Saved entries

>> Start

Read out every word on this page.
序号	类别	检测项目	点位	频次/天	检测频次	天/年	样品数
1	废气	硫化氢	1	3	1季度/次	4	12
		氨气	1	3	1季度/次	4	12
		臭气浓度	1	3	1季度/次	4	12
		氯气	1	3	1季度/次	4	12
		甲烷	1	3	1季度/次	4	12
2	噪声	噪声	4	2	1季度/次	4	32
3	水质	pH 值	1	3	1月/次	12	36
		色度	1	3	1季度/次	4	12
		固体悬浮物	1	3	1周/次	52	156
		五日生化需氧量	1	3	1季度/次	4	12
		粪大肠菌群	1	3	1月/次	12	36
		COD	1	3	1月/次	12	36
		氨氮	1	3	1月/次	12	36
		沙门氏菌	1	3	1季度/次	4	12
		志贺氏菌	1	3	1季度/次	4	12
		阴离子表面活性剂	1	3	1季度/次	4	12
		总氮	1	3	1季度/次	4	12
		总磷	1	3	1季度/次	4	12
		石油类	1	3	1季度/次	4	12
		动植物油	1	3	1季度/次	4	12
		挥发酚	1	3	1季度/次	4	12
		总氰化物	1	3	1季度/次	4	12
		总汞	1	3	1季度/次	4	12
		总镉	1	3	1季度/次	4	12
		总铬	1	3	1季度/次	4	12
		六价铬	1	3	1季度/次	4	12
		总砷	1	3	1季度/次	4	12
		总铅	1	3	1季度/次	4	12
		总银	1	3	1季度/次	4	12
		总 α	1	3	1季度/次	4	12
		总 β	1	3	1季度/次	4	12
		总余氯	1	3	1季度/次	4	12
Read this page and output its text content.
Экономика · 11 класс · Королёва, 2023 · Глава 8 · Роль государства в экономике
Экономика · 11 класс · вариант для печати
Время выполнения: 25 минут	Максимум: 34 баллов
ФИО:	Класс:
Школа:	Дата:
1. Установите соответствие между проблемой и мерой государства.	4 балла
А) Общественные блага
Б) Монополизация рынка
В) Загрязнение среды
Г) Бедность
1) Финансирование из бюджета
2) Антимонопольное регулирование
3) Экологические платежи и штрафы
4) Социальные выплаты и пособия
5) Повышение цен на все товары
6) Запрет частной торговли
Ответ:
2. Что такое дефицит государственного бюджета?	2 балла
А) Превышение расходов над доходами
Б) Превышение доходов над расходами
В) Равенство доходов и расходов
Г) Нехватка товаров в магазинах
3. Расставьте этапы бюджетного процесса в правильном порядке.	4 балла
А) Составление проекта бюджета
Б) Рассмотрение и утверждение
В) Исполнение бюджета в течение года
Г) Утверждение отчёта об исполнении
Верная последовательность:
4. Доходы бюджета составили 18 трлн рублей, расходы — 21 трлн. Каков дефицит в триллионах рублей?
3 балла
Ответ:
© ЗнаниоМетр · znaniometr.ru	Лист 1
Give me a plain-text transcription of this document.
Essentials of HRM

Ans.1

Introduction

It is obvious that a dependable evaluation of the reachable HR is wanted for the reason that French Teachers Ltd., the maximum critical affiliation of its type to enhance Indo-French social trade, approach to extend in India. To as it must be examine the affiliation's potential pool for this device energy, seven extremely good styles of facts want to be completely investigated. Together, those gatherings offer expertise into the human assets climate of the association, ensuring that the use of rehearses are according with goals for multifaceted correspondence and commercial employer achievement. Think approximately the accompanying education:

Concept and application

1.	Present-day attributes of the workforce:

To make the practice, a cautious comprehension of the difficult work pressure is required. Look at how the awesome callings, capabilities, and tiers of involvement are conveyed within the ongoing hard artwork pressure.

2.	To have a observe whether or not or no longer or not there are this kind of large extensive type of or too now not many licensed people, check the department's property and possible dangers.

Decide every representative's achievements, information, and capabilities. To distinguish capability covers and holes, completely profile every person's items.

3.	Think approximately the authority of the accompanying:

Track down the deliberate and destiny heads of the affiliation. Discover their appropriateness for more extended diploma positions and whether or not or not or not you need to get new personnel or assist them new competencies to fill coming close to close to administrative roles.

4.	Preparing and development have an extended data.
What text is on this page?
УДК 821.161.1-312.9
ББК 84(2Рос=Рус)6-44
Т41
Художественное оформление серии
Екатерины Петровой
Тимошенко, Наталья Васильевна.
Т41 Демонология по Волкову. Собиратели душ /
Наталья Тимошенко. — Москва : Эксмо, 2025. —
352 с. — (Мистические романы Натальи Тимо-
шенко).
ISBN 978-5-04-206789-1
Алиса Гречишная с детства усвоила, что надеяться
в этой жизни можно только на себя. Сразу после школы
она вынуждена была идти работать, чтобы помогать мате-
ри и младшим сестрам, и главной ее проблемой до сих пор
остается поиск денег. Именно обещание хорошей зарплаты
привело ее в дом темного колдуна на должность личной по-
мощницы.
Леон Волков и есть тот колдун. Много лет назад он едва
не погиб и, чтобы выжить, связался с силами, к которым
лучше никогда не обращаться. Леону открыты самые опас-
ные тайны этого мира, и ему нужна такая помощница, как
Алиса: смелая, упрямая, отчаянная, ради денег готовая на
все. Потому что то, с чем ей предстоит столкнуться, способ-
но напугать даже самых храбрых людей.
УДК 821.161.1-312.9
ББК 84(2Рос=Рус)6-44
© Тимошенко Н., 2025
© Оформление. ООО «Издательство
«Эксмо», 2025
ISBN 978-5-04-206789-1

>> End

-- TASK REQUIREMENTS --
Pick out every line holding the string "Read" and return it.

-- ANSWER TO THE PROBLEM --
Read out every word on this page.
Read this page and output its text content.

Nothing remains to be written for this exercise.